== Task input ==

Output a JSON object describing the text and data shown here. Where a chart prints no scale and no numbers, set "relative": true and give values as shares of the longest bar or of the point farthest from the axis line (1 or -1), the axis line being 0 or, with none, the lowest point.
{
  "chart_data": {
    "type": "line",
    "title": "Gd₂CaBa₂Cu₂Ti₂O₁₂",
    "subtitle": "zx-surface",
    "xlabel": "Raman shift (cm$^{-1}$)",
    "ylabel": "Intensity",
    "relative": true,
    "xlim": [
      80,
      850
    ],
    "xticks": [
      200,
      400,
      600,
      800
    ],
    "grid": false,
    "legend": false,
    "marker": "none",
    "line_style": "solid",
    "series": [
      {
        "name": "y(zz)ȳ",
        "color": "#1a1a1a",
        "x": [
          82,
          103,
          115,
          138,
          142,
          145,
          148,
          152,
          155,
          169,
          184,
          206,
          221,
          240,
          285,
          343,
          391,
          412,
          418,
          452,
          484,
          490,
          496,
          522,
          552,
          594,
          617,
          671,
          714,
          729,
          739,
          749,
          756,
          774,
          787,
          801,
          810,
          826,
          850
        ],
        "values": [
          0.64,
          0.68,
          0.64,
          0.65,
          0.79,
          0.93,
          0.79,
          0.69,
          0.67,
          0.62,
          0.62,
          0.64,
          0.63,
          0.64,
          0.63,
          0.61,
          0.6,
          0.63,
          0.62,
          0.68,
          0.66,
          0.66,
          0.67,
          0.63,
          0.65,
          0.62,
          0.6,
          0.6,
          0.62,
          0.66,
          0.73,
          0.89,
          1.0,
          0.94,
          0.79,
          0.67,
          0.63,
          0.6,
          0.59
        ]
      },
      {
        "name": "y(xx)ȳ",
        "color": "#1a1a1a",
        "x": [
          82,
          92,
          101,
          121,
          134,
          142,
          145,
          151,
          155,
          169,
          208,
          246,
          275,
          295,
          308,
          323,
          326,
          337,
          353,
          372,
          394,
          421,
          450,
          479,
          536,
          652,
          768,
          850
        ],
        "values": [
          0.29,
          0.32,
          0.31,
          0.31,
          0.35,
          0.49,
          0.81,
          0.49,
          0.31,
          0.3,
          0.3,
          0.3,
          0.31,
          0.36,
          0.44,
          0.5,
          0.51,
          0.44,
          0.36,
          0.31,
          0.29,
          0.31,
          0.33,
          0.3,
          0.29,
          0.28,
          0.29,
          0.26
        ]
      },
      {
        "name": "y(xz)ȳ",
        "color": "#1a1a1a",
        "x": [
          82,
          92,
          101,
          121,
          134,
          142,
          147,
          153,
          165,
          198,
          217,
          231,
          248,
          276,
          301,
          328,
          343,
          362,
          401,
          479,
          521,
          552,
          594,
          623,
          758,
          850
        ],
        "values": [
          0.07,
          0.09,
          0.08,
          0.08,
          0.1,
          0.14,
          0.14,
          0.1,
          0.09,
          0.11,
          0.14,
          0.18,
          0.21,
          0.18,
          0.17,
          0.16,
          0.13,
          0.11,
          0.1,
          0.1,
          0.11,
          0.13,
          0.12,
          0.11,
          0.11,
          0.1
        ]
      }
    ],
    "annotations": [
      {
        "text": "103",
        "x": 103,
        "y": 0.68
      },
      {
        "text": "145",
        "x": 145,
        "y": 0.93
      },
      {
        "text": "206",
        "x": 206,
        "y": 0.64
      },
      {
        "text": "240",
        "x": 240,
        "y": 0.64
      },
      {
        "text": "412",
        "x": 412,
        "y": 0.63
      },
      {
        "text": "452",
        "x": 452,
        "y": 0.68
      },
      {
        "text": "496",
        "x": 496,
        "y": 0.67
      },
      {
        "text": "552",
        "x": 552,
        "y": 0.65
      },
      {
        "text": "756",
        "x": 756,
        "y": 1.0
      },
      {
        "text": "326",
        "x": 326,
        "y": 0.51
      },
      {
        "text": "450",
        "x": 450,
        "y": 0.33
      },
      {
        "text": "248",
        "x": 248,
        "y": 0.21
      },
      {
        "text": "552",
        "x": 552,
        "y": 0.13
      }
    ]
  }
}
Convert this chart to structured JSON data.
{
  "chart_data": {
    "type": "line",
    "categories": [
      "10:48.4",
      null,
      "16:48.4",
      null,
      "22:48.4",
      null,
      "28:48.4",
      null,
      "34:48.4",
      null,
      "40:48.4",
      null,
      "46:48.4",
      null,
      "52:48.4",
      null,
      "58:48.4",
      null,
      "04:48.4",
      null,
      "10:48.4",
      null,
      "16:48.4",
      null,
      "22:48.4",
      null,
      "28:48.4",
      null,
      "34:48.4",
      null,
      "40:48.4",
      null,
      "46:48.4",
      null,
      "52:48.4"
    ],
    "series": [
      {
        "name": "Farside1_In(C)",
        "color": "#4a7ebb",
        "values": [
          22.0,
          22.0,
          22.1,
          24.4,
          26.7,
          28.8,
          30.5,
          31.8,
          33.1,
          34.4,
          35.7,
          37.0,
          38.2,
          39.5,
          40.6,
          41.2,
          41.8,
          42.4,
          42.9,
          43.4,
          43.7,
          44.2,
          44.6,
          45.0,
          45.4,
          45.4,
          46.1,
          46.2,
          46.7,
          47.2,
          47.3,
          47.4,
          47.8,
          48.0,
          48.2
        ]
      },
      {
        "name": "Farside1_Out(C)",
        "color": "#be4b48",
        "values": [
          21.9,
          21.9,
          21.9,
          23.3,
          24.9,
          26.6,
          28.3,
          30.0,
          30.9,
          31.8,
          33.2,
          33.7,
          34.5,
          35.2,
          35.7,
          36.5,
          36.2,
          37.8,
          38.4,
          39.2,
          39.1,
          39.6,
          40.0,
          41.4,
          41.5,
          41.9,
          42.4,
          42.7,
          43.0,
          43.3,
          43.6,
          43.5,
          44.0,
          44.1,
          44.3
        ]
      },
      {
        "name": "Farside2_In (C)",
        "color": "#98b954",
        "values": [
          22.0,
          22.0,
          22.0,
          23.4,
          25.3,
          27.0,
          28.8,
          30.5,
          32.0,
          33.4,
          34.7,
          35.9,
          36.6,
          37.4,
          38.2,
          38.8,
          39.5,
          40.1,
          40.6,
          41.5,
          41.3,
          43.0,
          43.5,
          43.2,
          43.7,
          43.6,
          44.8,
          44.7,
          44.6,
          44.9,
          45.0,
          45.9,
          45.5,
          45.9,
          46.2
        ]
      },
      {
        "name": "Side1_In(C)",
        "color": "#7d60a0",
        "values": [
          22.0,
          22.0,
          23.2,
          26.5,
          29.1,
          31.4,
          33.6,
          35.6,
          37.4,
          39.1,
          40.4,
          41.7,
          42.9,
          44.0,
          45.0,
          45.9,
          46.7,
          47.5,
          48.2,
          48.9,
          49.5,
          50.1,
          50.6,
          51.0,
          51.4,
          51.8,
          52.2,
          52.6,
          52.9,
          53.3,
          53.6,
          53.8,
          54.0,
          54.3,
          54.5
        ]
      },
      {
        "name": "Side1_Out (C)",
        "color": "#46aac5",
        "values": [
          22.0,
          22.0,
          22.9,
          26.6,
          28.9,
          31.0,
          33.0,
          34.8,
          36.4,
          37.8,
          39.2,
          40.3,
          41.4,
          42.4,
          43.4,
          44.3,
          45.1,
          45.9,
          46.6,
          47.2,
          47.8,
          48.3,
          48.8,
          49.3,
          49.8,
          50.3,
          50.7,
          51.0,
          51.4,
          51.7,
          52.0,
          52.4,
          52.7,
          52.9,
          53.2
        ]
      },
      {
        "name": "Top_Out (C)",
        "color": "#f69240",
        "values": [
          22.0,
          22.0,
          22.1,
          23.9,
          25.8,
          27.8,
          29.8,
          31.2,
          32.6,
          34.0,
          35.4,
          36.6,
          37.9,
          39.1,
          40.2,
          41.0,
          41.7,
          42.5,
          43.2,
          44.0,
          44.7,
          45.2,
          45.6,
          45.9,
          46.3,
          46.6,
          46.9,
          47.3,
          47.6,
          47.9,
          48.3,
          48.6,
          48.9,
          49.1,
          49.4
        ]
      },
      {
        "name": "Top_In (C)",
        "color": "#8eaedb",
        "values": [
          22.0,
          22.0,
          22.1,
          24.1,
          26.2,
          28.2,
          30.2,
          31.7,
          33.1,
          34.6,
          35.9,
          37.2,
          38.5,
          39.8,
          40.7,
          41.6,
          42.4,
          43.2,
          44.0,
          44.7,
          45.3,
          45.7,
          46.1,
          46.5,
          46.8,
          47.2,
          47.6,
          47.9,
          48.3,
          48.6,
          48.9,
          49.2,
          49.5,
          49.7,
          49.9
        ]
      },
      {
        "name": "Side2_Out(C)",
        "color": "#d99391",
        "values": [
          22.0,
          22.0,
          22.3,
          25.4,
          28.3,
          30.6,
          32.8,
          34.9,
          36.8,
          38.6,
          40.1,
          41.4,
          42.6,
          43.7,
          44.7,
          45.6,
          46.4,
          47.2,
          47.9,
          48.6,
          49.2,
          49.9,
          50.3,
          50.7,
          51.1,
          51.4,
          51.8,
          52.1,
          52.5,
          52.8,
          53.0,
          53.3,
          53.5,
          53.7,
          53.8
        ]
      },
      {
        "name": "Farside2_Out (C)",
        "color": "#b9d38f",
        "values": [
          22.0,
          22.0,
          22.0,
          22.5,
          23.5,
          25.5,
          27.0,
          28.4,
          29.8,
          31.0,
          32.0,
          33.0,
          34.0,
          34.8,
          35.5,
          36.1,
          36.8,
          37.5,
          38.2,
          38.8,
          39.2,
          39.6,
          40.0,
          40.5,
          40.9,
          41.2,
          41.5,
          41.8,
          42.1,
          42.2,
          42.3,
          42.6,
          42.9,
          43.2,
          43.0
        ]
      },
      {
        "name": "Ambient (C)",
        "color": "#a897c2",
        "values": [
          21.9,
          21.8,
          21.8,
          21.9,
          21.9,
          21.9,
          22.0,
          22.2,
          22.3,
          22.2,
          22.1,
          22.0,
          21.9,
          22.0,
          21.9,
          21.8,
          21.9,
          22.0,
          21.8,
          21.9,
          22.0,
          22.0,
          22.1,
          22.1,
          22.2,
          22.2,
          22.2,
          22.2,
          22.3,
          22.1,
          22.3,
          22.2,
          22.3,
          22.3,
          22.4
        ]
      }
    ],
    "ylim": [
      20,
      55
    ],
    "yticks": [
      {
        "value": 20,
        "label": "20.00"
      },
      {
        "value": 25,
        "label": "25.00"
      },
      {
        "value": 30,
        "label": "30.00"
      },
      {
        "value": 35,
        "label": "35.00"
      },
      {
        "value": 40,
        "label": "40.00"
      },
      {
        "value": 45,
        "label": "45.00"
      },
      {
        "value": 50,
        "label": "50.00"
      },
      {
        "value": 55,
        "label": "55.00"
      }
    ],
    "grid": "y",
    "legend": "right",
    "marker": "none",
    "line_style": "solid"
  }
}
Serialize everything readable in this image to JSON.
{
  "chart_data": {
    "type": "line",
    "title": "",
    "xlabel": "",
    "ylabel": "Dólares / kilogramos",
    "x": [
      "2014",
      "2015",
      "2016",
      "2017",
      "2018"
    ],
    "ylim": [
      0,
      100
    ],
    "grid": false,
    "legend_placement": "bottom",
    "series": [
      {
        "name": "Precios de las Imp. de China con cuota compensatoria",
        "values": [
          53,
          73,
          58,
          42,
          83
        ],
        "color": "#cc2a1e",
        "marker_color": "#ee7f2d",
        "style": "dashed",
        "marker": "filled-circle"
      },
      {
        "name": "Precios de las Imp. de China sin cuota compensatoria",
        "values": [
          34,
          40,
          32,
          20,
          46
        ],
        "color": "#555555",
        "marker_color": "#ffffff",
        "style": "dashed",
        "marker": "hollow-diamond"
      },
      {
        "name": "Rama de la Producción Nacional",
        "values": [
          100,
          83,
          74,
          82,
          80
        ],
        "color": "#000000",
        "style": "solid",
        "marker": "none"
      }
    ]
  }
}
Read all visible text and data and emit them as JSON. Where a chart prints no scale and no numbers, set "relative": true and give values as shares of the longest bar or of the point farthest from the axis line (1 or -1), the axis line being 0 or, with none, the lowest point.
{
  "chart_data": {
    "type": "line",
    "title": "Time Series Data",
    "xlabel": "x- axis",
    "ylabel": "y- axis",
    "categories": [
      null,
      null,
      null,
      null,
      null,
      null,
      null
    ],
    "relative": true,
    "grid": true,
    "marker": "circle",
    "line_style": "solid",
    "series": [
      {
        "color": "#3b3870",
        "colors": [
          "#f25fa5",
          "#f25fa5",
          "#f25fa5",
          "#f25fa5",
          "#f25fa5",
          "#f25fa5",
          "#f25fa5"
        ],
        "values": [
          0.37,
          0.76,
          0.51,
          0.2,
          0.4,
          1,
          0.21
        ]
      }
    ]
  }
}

===

From the listing above, return each line with the word "solid".

    "line_style": "solid",
    "line_style": "solid"
        "style": "solid",
    "line_style": "solid",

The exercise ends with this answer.